§ **Exercise task**: Extract all data as written.

---*---

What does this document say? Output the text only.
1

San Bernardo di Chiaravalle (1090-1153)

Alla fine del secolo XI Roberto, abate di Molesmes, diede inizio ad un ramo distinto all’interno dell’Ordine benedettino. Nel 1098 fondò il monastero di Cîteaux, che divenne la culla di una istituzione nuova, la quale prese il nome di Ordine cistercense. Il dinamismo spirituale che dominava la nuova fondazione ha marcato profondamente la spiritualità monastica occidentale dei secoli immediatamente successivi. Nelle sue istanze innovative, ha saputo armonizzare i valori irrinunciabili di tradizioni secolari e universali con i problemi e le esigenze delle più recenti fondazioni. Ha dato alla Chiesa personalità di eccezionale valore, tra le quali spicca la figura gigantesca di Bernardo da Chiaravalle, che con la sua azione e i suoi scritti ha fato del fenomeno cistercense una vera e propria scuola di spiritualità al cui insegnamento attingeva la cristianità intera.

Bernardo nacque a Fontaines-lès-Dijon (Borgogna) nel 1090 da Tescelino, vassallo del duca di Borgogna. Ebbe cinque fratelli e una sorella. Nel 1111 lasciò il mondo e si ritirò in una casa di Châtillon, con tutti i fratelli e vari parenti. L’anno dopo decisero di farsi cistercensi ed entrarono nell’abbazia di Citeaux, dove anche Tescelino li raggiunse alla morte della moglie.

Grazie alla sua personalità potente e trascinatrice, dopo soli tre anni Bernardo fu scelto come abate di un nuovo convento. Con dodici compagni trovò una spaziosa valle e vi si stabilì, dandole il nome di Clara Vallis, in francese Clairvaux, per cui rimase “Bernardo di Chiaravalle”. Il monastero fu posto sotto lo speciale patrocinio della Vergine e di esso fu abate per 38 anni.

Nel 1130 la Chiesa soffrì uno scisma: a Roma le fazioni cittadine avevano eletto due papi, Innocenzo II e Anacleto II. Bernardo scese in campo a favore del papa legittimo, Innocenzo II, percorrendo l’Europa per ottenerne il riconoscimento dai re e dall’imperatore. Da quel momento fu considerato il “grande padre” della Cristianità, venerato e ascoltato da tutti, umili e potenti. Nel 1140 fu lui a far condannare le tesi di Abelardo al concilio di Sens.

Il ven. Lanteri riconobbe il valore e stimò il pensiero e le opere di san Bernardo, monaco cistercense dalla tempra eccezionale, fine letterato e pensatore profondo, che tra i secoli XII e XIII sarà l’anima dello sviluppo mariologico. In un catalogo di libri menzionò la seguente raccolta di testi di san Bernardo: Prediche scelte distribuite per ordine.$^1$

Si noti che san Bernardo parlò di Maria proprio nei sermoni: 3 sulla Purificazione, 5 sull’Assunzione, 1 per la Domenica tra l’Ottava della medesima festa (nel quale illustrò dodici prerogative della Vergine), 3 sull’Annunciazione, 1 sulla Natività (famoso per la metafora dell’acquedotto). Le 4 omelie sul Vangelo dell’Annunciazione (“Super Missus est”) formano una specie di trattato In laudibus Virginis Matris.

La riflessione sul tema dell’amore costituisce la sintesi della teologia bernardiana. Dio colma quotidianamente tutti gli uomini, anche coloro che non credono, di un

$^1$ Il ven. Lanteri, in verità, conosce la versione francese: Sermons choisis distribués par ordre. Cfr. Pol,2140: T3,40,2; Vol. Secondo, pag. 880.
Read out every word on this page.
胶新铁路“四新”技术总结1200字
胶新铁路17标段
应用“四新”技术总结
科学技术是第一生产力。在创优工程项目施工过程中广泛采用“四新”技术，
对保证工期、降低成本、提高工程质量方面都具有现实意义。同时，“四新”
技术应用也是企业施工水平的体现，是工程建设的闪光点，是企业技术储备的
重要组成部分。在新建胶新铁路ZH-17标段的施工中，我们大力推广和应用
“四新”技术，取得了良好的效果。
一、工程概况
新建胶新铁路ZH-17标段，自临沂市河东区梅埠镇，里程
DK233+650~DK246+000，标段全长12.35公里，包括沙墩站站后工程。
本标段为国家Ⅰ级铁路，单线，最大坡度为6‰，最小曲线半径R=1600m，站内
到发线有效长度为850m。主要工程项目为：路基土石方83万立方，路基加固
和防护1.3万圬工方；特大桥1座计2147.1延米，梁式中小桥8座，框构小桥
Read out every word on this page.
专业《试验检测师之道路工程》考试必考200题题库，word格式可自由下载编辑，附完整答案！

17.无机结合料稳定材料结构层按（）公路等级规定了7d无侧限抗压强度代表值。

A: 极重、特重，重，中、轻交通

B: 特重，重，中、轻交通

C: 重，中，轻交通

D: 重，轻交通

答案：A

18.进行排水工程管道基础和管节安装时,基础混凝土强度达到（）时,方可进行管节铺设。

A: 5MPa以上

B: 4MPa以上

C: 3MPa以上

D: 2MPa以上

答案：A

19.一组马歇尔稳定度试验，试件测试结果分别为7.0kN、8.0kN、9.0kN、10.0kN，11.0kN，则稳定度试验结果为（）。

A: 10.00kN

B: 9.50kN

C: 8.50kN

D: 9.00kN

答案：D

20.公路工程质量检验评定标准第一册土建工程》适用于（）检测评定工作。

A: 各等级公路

---*---

§ **Task solution**:
What does this document say? Output the text only.
1

San Bernardo di Chiaravalle (1090-1153)

Alla fine del secolo XI Roberto, abate di Molesmes, diede inizio ad un ramo distinto all’interno dell’Ordine benedettino. Nel 1098 fondò il monastero di Cîteaux, che divenne la culla di una istituzione nuova, la quale prese il nome di Ordine cistercense. Il dinamismo spirituale che dominava la nuova fondazione ha marcato profondamente la spiritualità monastica occidentale dei secoli immediatamente successivi. Nelle sue istanze innovative, ha saputo armonizzare i valori irrinunciabili di tradizioni secolari e universali con i problemi e le esigenze delle più recenti fondazioni. Ha dato alla Chiesa personalità di eccezionale valore, tra le quali spicca la figura gigantesca di Bernardo da Chiaravalle, che con la sua azione e i suoi scritti ha fato del fenomeno cistercense una vera e propria scuola di spiritualità al cui insegnamento attingeva la cristianità intera.

Bernardo nacque a Fontaines-lès-Dijon (Borgogna) nel 1090 da Tescelino, vassallo del duca di Borgogna. Ebbe cinque fratelli e una sorella. Nel 1111 lasciò il mondo e si ritirò in una casa di Châtillon, con tutti i fratelli e vari parenti. L’anno dopo decisero di farsi cistercensi ed entrarono nell’abbazia di Citeaux, dove anche Tescelino li raggiunse alla morte della moglie.

Grazie alla sua personalità potente e trascinatrice, dopo soli tre anni Bernardo fu scelto come abate di un nuovo convento. Con dodici compagni trovò una spaziosa valle e vi si stabilì, dandole il nome di Clara Vallis, in francese Clairvaux, per cui rimase “Bernardo di Chiaravalle”. Il monastero fu posto sotto lo speciale patrocinio della Vergine e di esso fu abate per 38 anni.

Nel 1130 la Chiesa soffrì uno scisma: a Roma le fazioni cittadine avevano eletto due papi, Innocenzo II e Anacleto II. Bernardo scese in campo a favore del papa legittimo, Innocenzo II, percorrendo l’Europa per ottenerne il riconoscimento dai re e dall’imperatore. Da quel momento fu considerato il “grande padre” della Cristianità, venerato e ascoltato da tutti, umili e potenti. Nel 1140 fu lui a far condannare le tesi di Abelardo al concilio di Sens.

Il ven. Lanteri riconobbe il valore e stimò il pensiero e le opere di san Bernardo, monaco cistercense dalla tempra eccezionale, fine letterato e pensatore profondo, che tra i secoli XII e XIII sarà l’anima dello sviluppo mariologico. In un catalogo di libri menzionò la seguente raccolta di testi di san Bernardo: Prediche scelte distribuite per ordine.$^1$

Si noti che san Bernardo parlò di Maria proprio nei sermoni: 3 sulla Purificazione, 5 sull’Assunzione, 1 per la Domenica tra l’Ottava della medesima festa (nel quale illustrò dodici prerogative della Vergine), 3 sull’Annunciazione, 1 sulla Natività (famoso per la metafora dell’acquedotto). Le 4 omelie sul Vangelo dell’Annunciazione (“Super Missus est”) formano una specie di trattato In laudibus Virginis Matris.

La riflessione sul tema dell’amore costituisce la sintesi della teologia bernardiana. Dio colma quotidianamente tutti gli uomini, anche coloro che non credono, di un

$^1$ Il ven. Lanteri, in verità, conosce la versione francese: Sermons choisis distribués par ordre. Cfr. Pol,2140: T3,40,2; Vol. Secondo, pag. 880.
Read out every word on this page.
胶新铁路“四新”技术总结1200字
胶新铁路17标段
应用“四新”技术总结
科学技术是第一生产力。在创优工程项目施工过程中广泛采用“四新”技术，
对保证工期、降低成本、提高工程质量方面都具有现实意义。同时，“四新”
技术应用也是企业施工水平的体现，是工程建设的闪光点，是企业技术储备的
重要组成部分。在新建胶新铁路ZH-17标段的施工中，我们大力推广和应用
“四新”技术，取得了良好的效果。
一、工程概况
新建胶新铁路ZH-17标段，自临沂市河东区梅埠镇，里程
DK233+650~DK246+000，标段全长12.35公里，包括沙墩站站后工程。
本标段为国家Ⅰ级铁路，单线，最大坡度为6‰，最小曲线半径R=1600m，站内
到发线有效长度为850m。主要工程项目为：路基土石方83万立方，路基加固
和防护1.3万圬工方；特大桥1座计2147.1延米，梁式中小桥8座，框构小桥
Read out every word on this page.
专业《试验检测师之道路工程》考试必考200题题库，word格式可自由下载编辑，附完整答案！

17.无机结合料稳定材料结构层按（）公路等级规定了7d无侧限抗压强度代表值。

A: 极重、特重，重，中、轻交通

B: 特重，重，中、轻交通

C: 重，中，轻交通

D: 重，轻交通

答案：A

18.进行排水工程管道基础和管节安装时,基础混凝土强度达到（）时,方可进行管节铺设。

A: 5MPa以上

B: 4MPa以上

C: 3MPa以上

D: 2MPa以上

答案：A

19.一组马歇尔稳定度试验，试件测试结果分别为7.0kN、8.0kN、9.0kN、10.0kN，11.0kN，则稳定度试验结果为（）。

A: 10.00kN

B: 9.50kN

C: 8.50kN

D: 9.00kN

答案：D

20.公路工程质量检验评定标准第一册土建工程》适用于（）检测评定工作。

A: 各等级公路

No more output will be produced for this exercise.